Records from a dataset
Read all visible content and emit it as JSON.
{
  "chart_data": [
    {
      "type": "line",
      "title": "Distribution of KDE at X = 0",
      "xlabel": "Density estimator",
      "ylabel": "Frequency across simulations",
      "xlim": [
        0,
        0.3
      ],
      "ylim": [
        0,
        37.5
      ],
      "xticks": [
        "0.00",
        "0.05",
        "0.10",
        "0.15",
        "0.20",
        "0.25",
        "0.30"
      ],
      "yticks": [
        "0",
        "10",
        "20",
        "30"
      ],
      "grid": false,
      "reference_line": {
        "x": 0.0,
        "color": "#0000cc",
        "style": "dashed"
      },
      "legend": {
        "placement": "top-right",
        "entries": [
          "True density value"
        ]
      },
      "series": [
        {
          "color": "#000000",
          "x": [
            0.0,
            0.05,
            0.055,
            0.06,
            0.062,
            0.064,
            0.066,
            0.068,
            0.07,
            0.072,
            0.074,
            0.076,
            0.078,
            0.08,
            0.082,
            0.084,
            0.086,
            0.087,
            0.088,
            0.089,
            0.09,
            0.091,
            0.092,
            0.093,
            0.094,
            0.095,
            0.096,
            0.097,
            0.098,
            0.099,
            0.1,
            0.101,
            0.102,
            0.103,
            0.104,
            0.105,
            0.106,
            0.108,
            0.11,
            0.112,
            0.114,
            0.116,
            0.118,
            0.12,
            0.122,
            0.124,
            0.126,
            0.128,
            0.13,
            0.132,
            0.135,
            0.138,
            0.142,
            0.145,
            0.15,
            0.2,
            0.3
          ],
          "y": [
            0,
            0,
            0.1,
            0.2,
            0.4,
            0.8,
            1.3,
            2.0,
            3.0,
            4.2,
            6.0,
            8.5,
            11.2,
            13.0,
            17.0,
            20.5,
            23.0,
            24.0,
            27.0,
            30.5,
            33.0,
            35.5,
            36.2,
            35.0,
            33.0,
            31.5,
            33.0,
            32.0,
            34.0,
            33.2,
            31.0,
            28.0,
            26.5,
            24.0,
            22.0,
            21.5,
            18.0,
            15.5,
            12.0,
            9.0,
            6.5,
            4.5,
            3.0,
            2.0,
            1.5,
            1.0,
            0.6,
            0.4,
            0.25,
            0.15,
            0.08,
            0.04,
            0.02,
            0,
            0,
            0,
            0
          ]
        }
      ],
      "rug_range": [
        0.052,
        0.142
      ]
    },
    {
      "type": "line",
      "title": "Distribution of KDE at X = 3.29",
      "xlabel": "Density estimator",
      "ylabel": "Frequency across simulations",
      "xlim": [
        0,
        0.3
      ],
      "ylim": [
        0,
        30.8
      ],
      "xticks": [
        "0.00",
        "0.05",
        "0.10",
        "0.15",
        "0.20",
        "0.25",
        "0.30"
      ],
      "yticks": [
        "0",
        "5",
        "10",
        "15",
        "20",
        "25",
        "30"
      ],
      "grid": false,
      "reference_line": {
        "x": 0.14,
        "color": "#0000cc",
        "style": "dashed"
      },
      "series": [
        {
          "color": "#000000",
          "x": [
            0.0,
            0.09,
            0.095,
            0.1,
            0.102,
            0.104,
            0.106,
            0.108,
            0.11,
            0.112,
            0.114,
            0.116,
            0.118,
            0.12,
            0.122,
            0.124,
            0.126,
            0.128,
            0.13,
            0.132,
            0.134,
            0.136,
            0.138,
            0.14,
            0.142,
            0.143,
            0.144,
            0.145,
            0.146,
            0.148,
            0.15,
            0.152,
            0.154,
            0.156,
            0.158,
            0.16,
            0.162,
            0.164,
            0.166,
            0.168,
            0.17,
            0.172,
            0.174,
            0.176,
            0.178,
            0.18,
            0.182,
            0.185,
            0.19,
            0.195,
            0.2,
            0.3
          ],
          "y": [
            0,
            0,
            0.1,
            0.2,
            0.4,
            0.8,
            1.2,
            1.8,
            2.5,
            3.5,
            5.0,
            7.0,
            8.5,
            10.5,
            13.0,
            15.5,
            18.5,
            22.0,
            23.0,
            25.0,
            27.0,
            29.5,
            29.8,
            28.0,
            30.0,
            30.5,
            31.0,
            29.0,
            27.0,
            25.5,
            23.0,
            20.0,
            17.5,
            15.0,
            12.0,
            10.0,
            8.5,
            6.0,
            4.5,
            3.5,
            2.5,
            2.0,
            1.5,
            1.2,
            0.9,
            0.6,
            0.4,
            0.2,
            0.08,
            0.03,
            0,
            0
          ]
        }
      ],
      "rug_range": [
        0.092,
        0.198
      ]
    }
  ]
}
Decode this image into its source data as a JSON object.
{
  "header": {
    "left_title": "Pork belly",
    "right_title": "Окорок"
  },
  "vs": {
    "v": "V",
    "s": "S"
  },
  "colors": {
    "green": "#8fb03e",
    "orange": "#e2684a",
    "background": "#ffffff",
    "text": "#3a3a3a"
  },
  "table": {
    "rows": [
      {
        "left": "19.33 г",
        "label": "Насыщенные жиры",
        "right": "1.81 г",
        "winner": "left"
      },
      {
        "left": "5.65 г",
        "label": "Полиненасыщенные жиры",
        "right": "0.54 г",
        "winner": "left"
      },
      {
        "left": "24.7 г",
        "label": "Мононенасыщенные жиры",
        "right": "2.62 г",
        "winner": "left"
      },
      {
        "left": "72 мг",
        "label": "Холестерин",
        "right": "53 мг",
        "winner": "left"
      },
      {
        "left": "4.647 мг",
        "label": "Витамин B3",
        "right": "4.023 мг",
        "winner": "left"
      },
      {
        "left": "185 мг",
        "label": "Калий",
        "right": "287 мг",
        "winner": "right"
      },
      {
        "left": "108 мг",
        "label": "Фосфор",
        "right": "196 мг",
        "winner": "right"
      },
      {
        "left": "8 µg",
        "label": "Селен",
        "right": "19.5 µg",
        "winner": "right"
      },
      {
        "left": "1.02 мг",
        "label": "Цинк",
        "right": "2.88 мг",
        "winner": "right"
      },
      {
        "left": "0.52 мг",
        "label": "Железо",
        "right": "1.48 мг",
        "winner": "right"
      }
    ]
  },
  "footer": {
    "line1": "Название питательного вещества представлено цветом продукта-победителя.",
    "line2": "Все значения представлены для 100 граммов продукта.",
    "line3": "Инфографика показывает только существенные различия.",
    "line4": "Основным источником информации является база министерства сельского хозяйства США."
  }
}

Given task = The records above are to be repeated exactly, in their entirety.

Result =
Read all visible content and emit it as JSON.
{
  "chart_data": [
    {
      "type": "line",
      "title": "Distribution of KDE at X = 0",
      "xlabel": "Density estimator",
      "ylabel": "Frequency across simulations",
      "xlim": [
        0,
        0.3
      ],
      "ylim": [
        0,
        37.5
      ],
      "xticks": [
        "0.00",
        "0.05",
        "0.10",
        "0.15",
        "0.20",
        "0.25",
        "0.30"
      ],
      "yticks": [
        "0",
        "10",
        "20",
        "30"
      ],
      "grid": false,
      "reference_line": {
        "x": 0.0,
        "color": "#0000cc",
        "style": "dashed"
      },
      "legend": {
        "placement": "top-right",
        "entries": [
          "True density value"
        ]
      },
      "series": [
        {
          "color": "#000000",
          "x": [
            0.0,
            0.05,
            0.055,
            0.06,
            0.062,
            0.064,
            0.066,
            0.068,
            0.07,
            0.072,
            0.074,
            0.076,
            0.078,
            0.08,
            0.082,
            0.084,
            0.086,
            0.087,
            0.088,
            0.089,
            0.09,
            0.091,
            0.092,
            0.093,
            0.094,
            0.095,
            0.096,
            0.097,
            0.098,
            0.099,
            0.1,
            0.101,
            0.102,
            0.103,
            0.104,
            0.105,
            0.106,
            0.108,
            0.11,
            0.112,
            0.114,
            0.116,
            0.118,
            0.12,
            0.122,
            0.124,
            0.126,
            0.128,
            0.13,
            0.132,
            0.135,
            0.138,
            0.142,
            0.145,
            0.15,
            0.2,
            0.3
          ],
          "y": [
            0,
            0,
            0.1,
            0.2,
            0.4,
            0.8,
            1.3,
            2.0,
            3.0,
            4.2,
            6.0,
            8.5,
            11.2,
            13.0,
            17.0,
            20.5,
            23.0,
            24.0,
            27.0,
            30.5,
            33.0,
            35.5,
            36.2,
            35.0,
            33.0,
            31.5,
            33.0,
            32.0,
            34.0,
            33.2,
            31.0,
            28.0,
            26.5,
            24.0,
            22.0,
            21.5,
            18.0,
            15.5,
            12.0,
            9.0,
            6.5,
            4.5,
            3.0,
            2.0,
            1.5,
            1.0,
            0.6,
            0.4,
            0.25,
            0.15,
            0.08,
            0.04,
            0.02,
            0,
            0,
            0,
            0
          ]
        }
      ],
      "rug_range": [
        0.052,
        0.142
      ]
    },
    {
      "type": "line",
      "title": "Distribution of KDE at X = 3.29",
      "xlabel": "Density estimator",
      "ylabel": "Frequency across simulations",
      "xlim": [
        0,
        0.3
      ],
      "ylim": [
        0,
        30.8
      ],
      "xticks": [
        "0.00",
        "0.05",
        "0.10",
        "0.15",
        "0.20",
        "0.25",
        "0.30"
      ],
      "yticks": [
        "0",
        "5",
        "10",
        "15",
        "20",
        "25",
        "30"
      ],
      "grid": false,
      "reference_line": {
        "x": 0.14,
        "color": "#0000cc",
        "style": "dashed"
      },
      "series": [
        {
          "color": "#000000",
          "x": [
            0.0,
            0.09,
            0.095,
            0.1,
            0.102,
            0.104,
            0.106,
            0.108,
            0.11,
            0.112,
            0.114,
            0.116,
            0.118,
            0.12,
            0.122,
            0.124,
            0.126,
            0.128,
            0.13,
            0.132,
            0.134,
            0.136,
            0.138,
            0.14,
            0.142,
            0.143,
            0.144,
            0.145,
            0.146,
            0.148,
            0.15,
            0.152,
            0.154,
            0.156,
            0.158,
            0.16,
            0.162,
            0.164,
            0.166,
            0.168,
            0.17,
            0.172,
            0.174,
            0.176,
            0.178,
            0.18,
            0.182,
            0.185,
            0.19,
            0.195,
            0.2,
            0.3
          ],
          "y": [
            0,
            0,
            0.1,
            0.2,
            0.4,
            0.8,
            1.2,
            1.8,
            2.5,
            3.5,
            5.0,
            7.0,
            8.5,
            10.5,
            13.0,
            15.5,
            18.5,
            22.0,
            23.0,
            25.0,
            27.0,
            29.5,
            29.8,
            28.0,
            30.0,
            30.5,
            31.0,
            29.0,
            27.0,
            25.5,
            23.0,
            20.0,
            17.5,
            15.0,
            12.0,
            10.0,
            8.5,
            6.0,
            4.5,
            3.5,
            2.5,
            2.0,
            1.5,
            1.2,
            0.9,
            0.6,
            0.4,
            0.2,
            0.08,
            0.03,
            0,
            0
          ]
        }
      ],
      "rug_range": [
        0.092,
        0.198
      ]
    }
  ]
}
Decode this image into its source data as a JSON object.
{
  "header": {
    "left_title": "Pork belly",
    "right_title": "Окорок"
  },
  "vs": {
    "v": "V",
    "s": "S"
  },
  "colors": {
    "green": "#8fb03e",
    "orange": "#e2684a",
    "background": "#ffffff",
    "text": "#3a3a3a"
  },
  "table": {
    "rows": [
      {
        "left": "19.33 г",
        "label": "Насыщенные жиры",
        "right": "1.81 г",
        "winner": "left"
      },
      {
        "left": "5.65 г",
        "label": "Полиненасыщенные жиры",
        "right": "0.54 г",
        "winner": "left"
      },
      {
        "left": "24.7 г",
        "label": "Мононенасыщенные жиры",
        "right": "2.62 г",
        "winner": "left"
      },
      {
        "left": "72 мг",
        "label": "Холестерин",
        "right": "53 мг",
        "winner": "left"
      },
      {
        "left": "4.647 мг",
        "label": "Витамин B3",
        "right": "4.023 мг",
        "winner": "left"
      },
      {
        "left": "185 мг",
        "label": "Калий",
        "right": "287 мг",
        "winner": "right"
      },
      {
        "left": "108 мг",
        "label": "Фосфор",
        "right": "196 мг",
        "winner": "right"
      },
      {
        "left": "8 µg",
        "label": "Селен",
        "right": "19.5 µg",
        "winner": "right"
      },
      {
        "left": "1.02 мг",
        "label": "Цинк",
        "right": "2.88 мг",
        "winner": "right"
      },
      {
        "left": "0.52 мг",
        "label": "Железо",
        "right": "1.48 мг",
        "winner": "right"
      }
    ]
  },
  "footer": {
    "line1": "Название питательного вещества представлено цветом продукта-победителя.",
    "line2": "Все значения представлены для 100 граммов продукта.",
    "line3": "Инфографика показывает только существенные различия.",
    "line4": "Основным источником информации является база министерства сельского хозяйства США."
  }
}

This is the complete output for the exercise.